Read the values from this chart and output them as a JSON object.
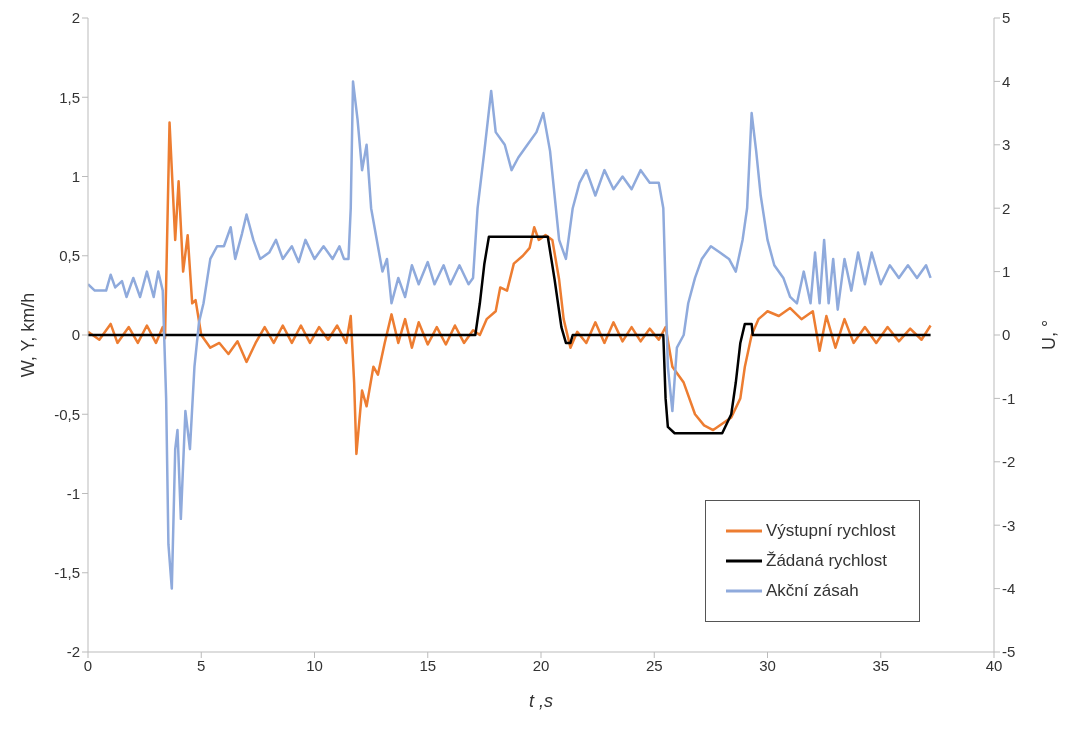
{
  "chart_data": {
    "type": "line",
    "xlabel": "t ,s",
    "ylabel": "W, Y, km/h",
    "y2label": "U, °",
    "xlim": [
      0,
      40
    ],
    "xticks": [
      0,
      5,
      10,
      15,
      20,
      25,
      30,
      35,
      40
    ],
    "ylim": [
      -2,
      2
    ],
    "yticks": [
      {
        "value": -2,
        "label": "-2"
      },
      {
        "value": -1.5,
        "label": "-1,5"
      },
      {
        "value": -1,
        "label": "-1"
      },
      {
        "value": -0.5,
        "label": "-0,5"
      },
      {
        "value": 0,
        "label": "0"
      },
      {
        "value": 0.5,
        "label": "0,5"
      },
      {
        "value": 1,
        "label": "1"
      },
      {
        "value": 1.5,
        "label": "1,5"
      },
      {
        "value": 2,
        "label": "2"
      }
    ],
    "y2lim": [
      -5,
      5
    ],
    "y2ticks": [
      -5,
      -4,
      -3,
      -2,
      -1,
      0,
      1,
      2,
      3,
      4,
      5
    ],
    "grid": false,
    "legend": "bottom right",
    "marker": "none",
    "line_style": "solid",
    "series": [
      {
        "name": "Výstupní rychlost",
        "color": "#ed7d31",
        "x": [
          0,
          0.5,
          1,
          1.3,
          1.8,
          2.2,
          2.6,
          3,
          3.3,
          3.4,
          3.6,
          3.85,
          4,
          4.2,
          4.4,
          4.6,
          4.75,
          5,
          5.4,
          5.8,
          6.2,
          6.6,
          7,
          7.4,
          7.8,
          8.2,
          8.6,
          9,
          9.4,
          9.8,
          10.2,
          10.6,
          11,
          11.4,
          11.6,
          11.75,
          11.85,
          12.1,
          12.3,
          12.6,
          12.8,
          13.1,
          13.4,
          13.7,
          14,
          14.3,
          14.6,
          15,
          15.4,
          15.8,
          16.2,
          16.6,
          17,
          17.3,
          17.6,
          18,
          18.2,
          18.5,
          18.8,
          19.2,
          19.5,
          19.7,
          19.9,
          20.2,
          20.5,
          20.8,
          21,
          21.3,
          21.6,
          22,
          22.4,
          22.8,
          23.2,
          23.6,
          24,
          24.4,
          24.8,
          25.2,
          25.5,
          25.8,
          26.3,
          26.8,
          27.2,
          27.6,
          28,
          28.4,
          28.8,
          29,
          29.3,
          29.6,
          30,
          30.5,
          31,
          31.5,
          32,
          32.3,
          32.6,
          33,
          33.4,
          33.8,
          34.3,
          34.8,
          35.3,
          35.8,
          36.3,
          36.8,
          37.2
        ],
        "values": [
          0.02,
          -0.03,
          0.07,
          -0.05,
          0.05,
          -0.05,
          0.06,
          -0.05,
          0.05,
          -0.02,
          1.34,
          0.6,
          0.97,
          0.4,
          0.63,
          0.2,
          0.22,
          0,
          -0.08,
          -0.05,
          -0.12,
          -0.04,
          -0.17,
          -0.05,
          0.05,
          -0.05,
          0.06,
          -0.05,
          0.06,
          -0.05,
          0.05,
          -0.03,
          0.06,
          -0.05,
          0.12,
          -0.3,
          -0.75,
          -0.35,
          -0.45,
          -0.2,
          -0.25,
          -0.05,
          0.13,
          -0.05,
          0.1,
          -0.08,
          0.08,
          -0.06,
          0.05,
          -0.06,
          0.06,
          -0.05,
          0.03,
          0,
          0.1,
          0.15,
          0.3,
          0.28,
          0.45,
          0.5,
          0.55,
          0.68,
          0.6,
          0.63,
          0.6,
          0.35,
          0.1,
          -0.08,
          0.02,
          -0.05,
          0.08,
          -0.05,
          0.08,
          -0.04,
          0.05,
          -0.04,
          0.04,
          -0.03,
          0.05,
          -0.2,
          -0.3,
          -0.5,
          -0.57,
          -0.6,
          -0.56,
          -0.52,
          -0.4,
          -0.2,
          0,
          0.1,
          0.15,
          0.12,
          0.17,
          0.1,
          0.15,
          -0.1,
          0.12,
          -0.08,
          0.1,
          -0.05,
          0.05,
          -0.05,
          0.05,
          -0.04,
          0.04,
          -0.03,
          0.06
        ]
      },
      {
        "name": "Žádaná rychlost",
        "color": "#000000",
        "x": [
          0,
          17.1,
          17.3,
          17.5,
          17.7,
          20.3,
          20.6,
          20.9,
          21.1,
          21.3,
          21.4,
          25.4,
          25.5,
          25.6,
          25.9,
          28,
          28.4,
          28.6,
          28.8,
          29,
          29.3,
          29.35,
          37.2
        ],
        "values": [
          0,
          0,
          0.2,
          0.45,
          0.62,
          0.62,
          0.35,
          0.05,
          -0.05,
          -0.05,
          0,
          0,
          -0.4,
          -0.58,
          -0.62,
          -0.62,
          -0.5,
          -0.3,
          -0.05,
          0.07,
          0.07,
          0,
          0
        ]
      },
      {
        "name": "Akční zásah",
        "color": "#8faadc",
        "axis": "y2",
        "x": [
          0,
          0.3,
          0.8,
          1,
          1.2,
          1.5,
          1.7,
          2,
          2.3,
          2.6,
          2.9,
          3.1,
          3.3,
          3.45,
          3.55,
          3.7,
          3.85,
          3.95,
          4.1,
          4.3,
          4.5,
          4.7,
          4.9,
          5.1,
          5.4,
          5.7,
          6,
          6.3,
          6.5,
          6.8,
          7,
          7.3,
          7.6,
          8,
          8.3,
          8.6,
          9,
          9.3,
          9.6,
          10,
          10.4,
          10.8,
          11.1,
          11.3,
          11.5,
          11.6,
          11.7,
          11.9,
          12.1,
          12.3,
          12.5,
          12.8,
          13,
          13.2,
          13.4,
          13.7,
          14,
          14.3,
          14.6,
          15,
          15.3,
          15.7,
          16,
          16.4,
          16.8,
          17,
          17.2,
          17.5,
          17.8,
          18,
          18.4,
          18.7,
          19,
          19.4,
          19.8,
          20.1,
          20.4,
          20.8,
          21.1,
          21.4,
          21.7,
          22,
          22.4,
          22.8,
          23.2,
          23.6,
          24,
          24.4,
          24.8,
          25.2,
          25.4,
          25.6,
          25.8,
          26,
          26.3,
          26.5,
          26.8,
          27.1,
          27.5,
          27.9,
          28.3,
          28.6,
          28.9,
          29.1,
          29.3,
          29.5,
          29.7,
          30,
          30.3,
          30.7,
          31,
          31.3,
          31.6,
          31.9,
          32.1,
          32.3,
          32.5,
          32.7,
          32.9,
          33.1,
          33.4,
          33.7,
          34,
          34.3,
          34.6,
          35,
          35.4,
          35.8,
          36.2,
          36.6,
          37,
          37.2
        ],
        "values": [
          0.8,
          0.7,
          0.7,
          0.95,
          0.75,
          0.85,
          0.6,
          0.9,
          0.6,
          1,
          0.6,
          1,
          0.7,
          -1,
          -3.3,
          -4,
          -1.8,
          -1.5,
          -2.9,
          -1.2,
          -1.8,
          -0.5,
          0.2,
          0.5,
          1.2,
          1.4,
          1.4,
          1.7,
          1.2,
          1.6,
          1.9,
          1.5,
          1.2,
          1.3,
          1.5,
          1.2,
          1.4,
          1.15,
          1.5,
          1.2,
          1.4,
          1.2,
          1.4,
          1.2,
          1.2,
          2,
          4,
          3.4,
          2.6,
          3,
          2,
          1.4,
          1,
          1.2,
          0.5,
          0.9,
          0.6,
          1.1,
          0.8,
          1.15,
          0.8,
          1.1,
          0.8,
          1.1,
          0.8,
          0.9,
          2,
          2.9,
          3.85,
          3.2,
          3,
          2.6,
          2.8,
          3,
          3.2,
          3.5,
          2.9,
          1.5,
          1.2,
          2,
          2.4,
          2.6,
          2.2,
          2.6,
          2.3,
          2.5,
          2.3,
          2.6,
          2.4,
          2.4,
          2,
          -0.5,
          -1.2,
          -0.2,
          0,
          0.5,
          0.9,
          1.2,
          1.4,
          1.3,
          1.2,
          1,
          1.5,
          2,
          3.5,
          2.9,
          2.2,
          1.5,
          1.1,
          0.9,
          0.6,
          0.5,
          1,
          0.5,
          1.3,
          0.5,
          1.5,
          0.5,
          1.2,
          0.4,
          1.2,
          0.7,
          1.3,
          0.8,
          1.3,
          0.8,
          1.1,
          0.9,
          1.1,
          0.9,
          1.1,
          0.9
        ]
      }
    ]
  }
}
* * *
How many lines in the listing above contain the string "name"? Answer with the number only.

3